### [Written task 1]
At what event was the melodrama described in the blog post about Moscow and the suburbs originally staged?

### [Extract]
Tuesday, February 2, 2010

The Streets are Paved in Gold


One of the dramatic readings at a recent festival, Кино без плёнки [Films without any film], was a "whodunnit" melodrama staged at the 1957 World Festival of Youth in Moscow. The scenario was pretty horrible, but the discussion on how to "improve" it afterwards was fascinating.

I'm still struck by one of the phrases that came out of the anti-hero, Zina's, mouth:
What's there to love about the Urals? It's all dirt, drinking, degeneration... But here - in one word - is the capital!
This is interesting on a couple of levels, not least of which that it is an Armenian man in St. Petersburg writing about the glory of the capital, at such a time when Piter has been relegated almost to the provinces.

To Russian provinces, that is, as opposed to American: I recently gave a presentation on American suburbia, which I loosely translated, for the fulfillment of my purposes (but with full disclosure that my definition wasn't definitive) as an ideologico-geographical space somewhere on the periphery of a metropolitan area, where families live in nuclear houses. You notice - this includes small towns and bedroom communities, but does not include apartment slums.

After the presentation a few people made a point of verbally and, to an extent, vehemently disagreeing with those two specific points (no slums, small towns included). "I grew up in the suburbs," one said, "and the defining feature of the ideology, for me, was that we spent all of our free time out of the suburbs and in the city."

[Layout annotation rows]
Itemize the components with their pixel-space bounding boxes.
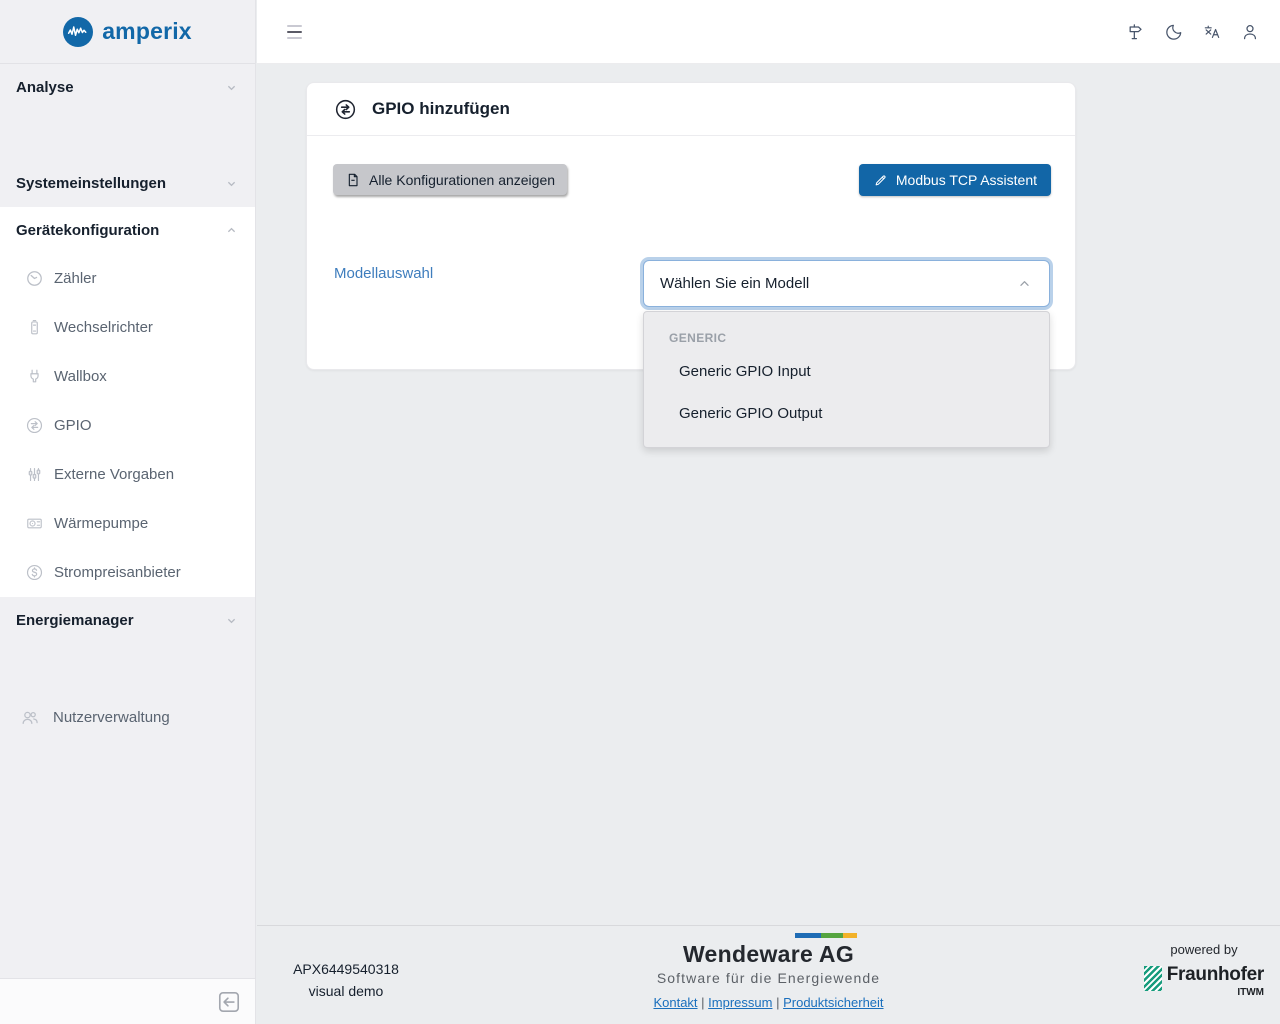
model-select-label: Modellauswahl xyxy=(334,265,434,282)
gpio-add-card: GPIO hinzufügen Alle Konfigurationen anz… xyxy=(306,82,1076,448)
model-dropdown-menu: GENERIC Generic GPIO Input Generic GPIO … xyxy=(643,311,1050,448)
pen-icon xyxy=(873,173,888,188)
model-select-value: Wählen Sie ein Modell xyxy=(660,275,810,292)
document-icon xyxy=(345,172,361,188)
footer-links: Kontakt | Impressum | Produktsicherheit xyxy=(559,995,979,1010)
sidebar-footer xyxy=(0,978,255,1024)
fraunhofer-name: Fraunhofer xyxy=(1166,964,1265,985)
section-label: Systemeinstellungen xyxy=(16,175,167,192)
link-separator: | xyxy=(776,995,784,1010)
sidebar-nav: Analyse Systemeinstellungen Gerätekonfig… xyxy=(0,64,255,742)
page-footer: APX6449540318 visual demo Wendeware AG S… xyxy=(257,925,1280,1024)
powered-by-label: powered by xyxy=(1170,942,1238,957)
translate-language-icon[interactable] xyxy=(1200,20,1224,44)
chevron-up-icon xyxy=(227,227,236,233)
device-mode: visual demo xyxy=(308,983,384,999)
dropdown-option-generic-gpio-input[interactable]: Generic GPIO Input xyxy=(644,351,1049,393)
sliders-icon xyxy=(24,465,44,484)
sidebar-item-wechselrichter[interactable]: Wechselrichter xyxy=(0,303,255,352)
section-label: Energiemanager xyxy=(16,612,134,629)
brand-logo[interactable]: amperix xyxy=(0,0,255,64)
sidebar-item-externe-vorgaben[interactable]: Externe Vorgaben xyxy=(0,450,255,499)
show-all-configurations-button[interactable]: Alle Konfigurationen anzeigen xyxy=(333,164,568,195)
item-label: Wallbox xyxy=(54,368,107,385)
meter-gauge-icon xyxy=(24,269,44,288)
sidebar-section-geraetekonfiguration[interactable]: Gerätekonfiguration xyxy=(0,207,255,254)
chevron-down-icon xyxy=(227,618,236,624)
signpost-icon[interactable] xyxy=(1124,20,1148,44)
powered-by-block: powered by Fraunhofer ITWM xyxy=(1144,942,1264,998)
item-label: Wechselrichter xyxy=(54,319,153,336)
inverter-battery-icon xyxy=(24,318,44,337)
modbus-tcp-assistant-button[interactable]: Modbus TCP Assistent xyxy=(858,164,1051,196)
link-impressum[interactable]: Impressum xyxy=(708,995,772,1010)
plug-icon xyxy=(24,367,44,386)
main-area: GPIO hinzufügen Alle Konfigurationen anz… xyxy=(257,0,1280,1024)
section-label: Analyse xyxy=(16,79,74,96)
card-header: GPIO hinzufügen xyxy=(307,83,1075,136)
card-toolbar: Alle Konfigurationen anzeigen Modbus TCP… xyxy=(333,164,1051,196)
user-profile-icon[interactable] xyxy=(1238,20,1262,44)
topbar xyxy=(257,0,1280,64)
dropdown-option-generic-gpio-output[interactable]: Generic GPIO Output xyxy=(644,393,1049,435)
company-name: Wendeware AG xyxy=(682,941,855,967)
button-label: Modbus TCP Assistent xyxy=(895,172,1037,188)
moon-dark-mode-icon[interactable] xyxy=(1162,20,1186,44)
button-label: Alle Konfigurationen anzeigen xyxy=(369,171,556,188)
sidebar-item-nutzerverwaltung[interactable]: Nutzerverwaltung xyxy=(0,693,255,742)
sidebar-item-waermepumpe[interactable]: Wärmepumpe xyxy=(0,499,255,548)
sidebar-section-systemeinstellungen[interactable]: Systemeinstellungen xyxy=(0,160,255,207)
item-label: Externe Vorgaben xyxy=(54,466,175,483)
sidebar-item-strompreisanbieter[interactable]: Strompreisanbieter xyxy=(0,548,255,597)
sidebar-item-gpio[interactable]: GPIO xyxy=(0,401,255,450)
link-produktsicherheit[interactable]: Produktsicherheit xyxy=(783,995,883,1010)
fraunhofer-stripes-icon xyxy=(1144,966,1162,991)
device-serial: APX6449540318 xyxy=(293,961,399,977)
sidebar-group-geraetekonfiguration: Gerätekonfiguration Zähler Wechselrichte… xyxy=(0,207,255,597)
chevron-down-icon xyxy=(227,181,236,187)
device-info: APX6449540318 visual demo xyxy=(271,958,421,1002)
users-icon xyxy=(20,708,40,728)
brand-name: amperix xyxy=(102,18,192,44)
link-kontakt[interactable]: Kontakt xyxy=(653,995,697,1010)
item-label: Zähler xyxy=(54,270,97,287)
wendeware-color-bar xyxy=(794,933,857,938)
waveform-circle-icon xyxy=(63,16,94,47)
gpio-swap-icon xyxy=(334,98,357,121)
sidebar-item-zaehler[interactable]: Zähler xyxy=(0,254,255,303)
section-label: Gerätekonfiguration xyxy=(16,222,160,239)
fraunhofer-institute: ITWM xyxy=(1237,987,1264,998)
company-tagline: Software für die Energiewende xyxy=(656,970,881,986)
chevron-down-icon xyxy=(227,85,236,91)
content-area: GPIO hinzufügen Alle Konfigurationen anz… xyxy=(257,64,1280,925)
item-label: Nutzerverwaltung xyxy=(53,709,170,726)
company-block: Wendeware AG Software für die Energiewen… xyxy=(559,933,979,1010)
heat-pump-icon xyxy=(24,514,44,533)
item-label: Wärmepumpe xyxy=(54,515,149,532)
chevron-up-icon xyxy=(1020,281,1029,286)
sidebar-section-analyse[interactable]: Analyse xyxy=(0,64,255,111)
topbar-icons xyxy=(1124,20,1262,44)
sidebar-section-energiemanager[interactable]: Energiemanager xyxy=(0,597,255,644)
price-dollar-circle-icon xyxy=(24,563,44,582)
fraunhofer-logo: Fraunhofer ITWM xyxy=(1144,964,1264,998)
collapse-sidebar-arrow-icon[interactable] xyxy=(216,989,242,1015)
page-title: GPIO hinzufügen xyxy=(372,99,510,118)
sidebar-item-wallbox[interactable]: Wallbox xyxy=(0,352,255,401)
link-separator: | xyxy=(701,995,709,1010)
dropdown-group-label: GENERIC xyxy=(669,331,727,345)
item-label: GPIO xyxy=(54,417,92,434)
gpio-swap-icon xyxy=(24,416,44,435)
item-label: Strompreisanbieter xyxy=(54,564,181,581)
model-select[interactable]: Wählen Sie ein Modell xyxy=(643,260,1050,307)
hamburger-menu-icon[interactable] xyxy=(287,21,302,43)
sidebar: amperix Analyse Systemeinstellungen Gerä… xyxy=(0,0,256,1024)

### [Written task 2]
Give the rows as a JSON list of strings, one string per line, from the line with "model-select-label: Modellauswahl xyxy=(334,265,434,282)" up to and including the line with "card-toolbar: Alle Konfigurationen".

### [Worked answer 1]
It was staged at the 1957 World Festival of Youth in Moscow.

### [Worked answer 2]
[
  "model-select-label: Modellauswahl xyxy=(334,265,434,282)",
  "gpio-add-card: GPIO hinzufügen Alle Konfigurationen anz… xyxy=(306,82,1076,448)",
  "model-dropdown-menu: GENERIC Generic GPIO Input Generic GPIO … xyxy=(643,311,1050,448)",
  "pen-icon xyxy=(873,173,888,188)",
  "model-select-value: Wählen Sie ein Modell xyxy=(660,275,810,292)",
  "document-icon xyxy=(345,172,361,188)",
  "footer-links: Kontakt | Impressum | Produktsicherheit xyxy=(559,995,979,1010)",
  "sidebar-footer xyxy=(0,978,255,1024)",
  "fraunhofer-name: Fraunhofer xyxy=(1166,964,1265,985)",
  "section-label: Systemeinstellungen xyxy=(16,175,167,192)",
  "link-separator: | xyxy=(776,995,784,1010)",
  "sidebar-nav: Analyse Systemeinstellungen Gerätekonfig… xyxy=(0,64,255,742)",
  "page-footer: APX6449540318 visual demo Wendeware AG S… xyxy=(257,925,1280,1024)",
  "powered-by-label: powered by xyxy=(1170,942,1238,957)",
  "translate-language-icon[interactable] xyxy=(1200,20,1224,44)",
  "chevron-up-icon xyxy=(227,227,236,233)",
  "device-mode: visual demo xyxy=(308,983,384,999)",
  "dropdown-option-generic-gpio-input[interactable]: Generic GPIO Input xyxy=(644,351,1049,393)",
  "sliders-icon xyxy=(24,465,44,484)",
  "sidebar-item-wechselrichter[interactable]: Wechselrichter xyxy=(0,303,255,352)",
  "section-label: Energiemanager xyxy=(16,612,134,629)",
  "brand-logo[interactable]: amperix xyxy=(0,0,255,64)",
  "sidebar-item-externe-vorgaben[interactable]: Externe Vorgaben xyxy=(0,450,255,499)",
  "show-all-configurations-button[interactable]: Alle Konfigurationen anzeigen xyxy=(333,164,568,195)",
  "item-label: Wallbox xyxy=(54,368,107,385)",
  "meter-gauge-icon xyxy=(24,269,44,288)",
  "sidebar-section-geraetekonfiguration[interactable]: Gerätekonfiguration xyxy=(0,207,255,254)",
  "chevron-down-icon xyxy=(227,618,236,624)",
  "signpost-icon[interactable] xyxy=(1124,20,1148,44)",
  "powered-by-block: powered by Fraunhofer ITWM xyxy=(1144,942,1264,998)",
  "item-label: Wechselrichter xyxy=(54,319,153,336)",
  "inverter-battery-icon xyxy=(24,318,44,337)",
  "modbus-tcp-assistant-button[interactable]: Modbus TCP Assistent xyxy=(858,164,1051,196)",
  "link-impressum[interactable]: Impressum xyxy=(708,995,772,1010)",
  "plug-icon xyxy=(24,367,44,386)",
  "main-area: GPIO hinzufügen Alle Konfigurationen anz… xyxy=(257,0,1280,1024)",
  "section-label: Analyse xyxy=(16,79,74,96)",
  "card-header: GPIO hinzufügen xyxy=(307,83,1075,136)",
  "card-toolbar: Alle Konfigurationen anzeigen Modbus TCP… xyxy=(333,164,1051,196)"
]